- **Work instructions**:
A word-for-word repeat of the records below is what this calls for.

- **Data records**:

[Start of section]

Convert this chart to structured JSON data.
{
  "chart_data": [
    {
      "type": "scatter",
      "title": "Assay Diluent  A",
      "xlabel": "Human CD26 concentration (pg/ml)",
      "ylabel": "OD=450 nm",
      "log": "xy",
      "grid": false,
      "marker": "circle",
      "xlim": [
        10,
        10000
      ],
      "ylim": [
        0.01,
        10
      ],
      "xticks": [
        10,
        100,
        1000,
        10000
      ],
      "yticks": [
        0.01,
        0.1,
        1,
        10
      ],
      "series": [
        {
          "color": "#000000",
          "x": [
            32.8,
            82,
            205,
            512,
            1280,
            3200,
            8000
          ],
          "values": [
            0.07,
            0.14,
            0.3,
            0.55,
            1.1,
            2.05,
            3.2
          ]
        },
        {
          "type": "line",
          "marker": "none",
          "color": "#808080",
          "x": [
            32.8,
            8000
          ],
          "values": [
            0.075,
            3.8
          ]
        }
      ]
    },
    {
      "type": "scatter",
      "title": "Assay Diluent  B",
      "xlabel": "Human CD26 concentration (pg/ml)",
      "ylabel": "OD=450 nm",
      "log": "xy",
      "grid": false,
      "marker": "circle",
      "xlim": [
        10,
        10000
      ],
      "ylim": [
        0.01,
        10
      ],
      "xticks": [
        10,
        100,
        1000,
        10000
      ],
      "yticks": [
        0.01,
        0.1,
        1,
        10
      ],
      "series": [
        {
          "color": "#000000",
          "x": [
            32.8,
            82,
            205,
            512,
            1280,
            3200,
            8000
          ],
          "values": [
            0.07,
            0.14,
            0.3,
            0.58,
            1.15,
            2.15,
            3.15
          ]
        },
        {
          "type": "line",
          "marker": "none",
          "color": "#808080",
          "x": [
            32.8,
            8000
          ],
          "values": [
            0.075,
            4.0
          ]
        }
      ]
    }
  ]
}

[End of section]

- **Reply**:
Convert this chart to structured JSON data.
{
  "chart_data": [
    {
      "type": "scatter",
      "title": "Assay Diluent  A",
      "xlabel": "Human CD26 concentration (pg/ml)",
      "ylabel": "OD=450 nm",
      "log": "xy",
      "grid": false,
      "marker": "circle",
      "xlim": [
        10,
        10000
      ],
      "ylim": [
        0.01,
        10
      ],
      "xticks": [
        10,
        100,
        1000,
        10000
      ],
      "yticks": [
        0.01,
        0.1,
        1,
        10
      ],
      "series": [
        {
          "color": "#000000",
          "x": [
            32.8,
            82,
            205,
            512,
            1280,
            3200,
            8000
          ],
          "values": [
            0.07,
            0.14,
            0.3,
            0.55,
            1.1,
            2.05,
            3.2
          ]
        },
        {
          "type": "line",
          "marker": "none",
          "color": "#808080",
          "x": [
            32.8,
            8000
          ],
          "values": [
            0.075,
            3.8
          ]
        }
      ]
    },
    {
      "type": "scatter",
      "title": "Assay Diluent  B",
      "xlabel": "Human CD26 concentration (pg/ml)",
      "ylabel": "OD=450 nm",
      "log": "xy",
      "grid": false,
      "marker": "circle",
      "xlim": [
        10,
        10000
      ],
      "ylim": [
        0.01,
        10
      ],
      "xticks": [
        10,
        100,
        1000,
        10000
      ],
      "yticks": [
        0.01,
        0.1,
        1,
        10
      ],
      "series": [
        {
          "color": "#000000",
          "x": [
            32.8,
            82,
            205,
            512,
            1280,
            3200,
            8000
          ],
          "values": [
            0.07,
            0.14,
            0.3,
            0.58,
            1.15,
            2.15,
            3.15
          ]
        },
        {
          "type": "line",
          "marker": "none",
          "color": "#808080",
          "x": [
            32.8,
            8000
          ],
          "values": [
            0.075,
            4.0
          ]
        }
      ]
    }
  ]
}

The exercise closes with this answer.